Stated exercise ▸
For the data below, work out how many lines include the string "maᵤₚ" and report only the number.

— Start —

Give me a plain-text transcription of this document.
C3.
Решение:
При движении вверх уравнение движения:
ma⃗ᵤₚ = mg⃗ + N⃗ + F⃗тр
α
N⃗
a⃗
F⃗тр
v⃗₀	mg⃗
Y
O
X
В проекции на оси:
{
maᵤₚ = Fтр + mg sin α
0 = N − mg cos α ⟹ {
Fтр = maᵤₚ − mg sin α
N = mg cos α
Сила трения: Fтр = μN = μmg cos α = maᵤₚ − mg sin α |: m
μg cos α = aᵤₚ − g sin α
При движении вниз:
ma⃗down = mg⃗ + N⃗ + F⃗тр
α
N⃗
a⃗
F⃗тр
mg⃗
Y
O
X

— End —

Solution to this problem ▸
3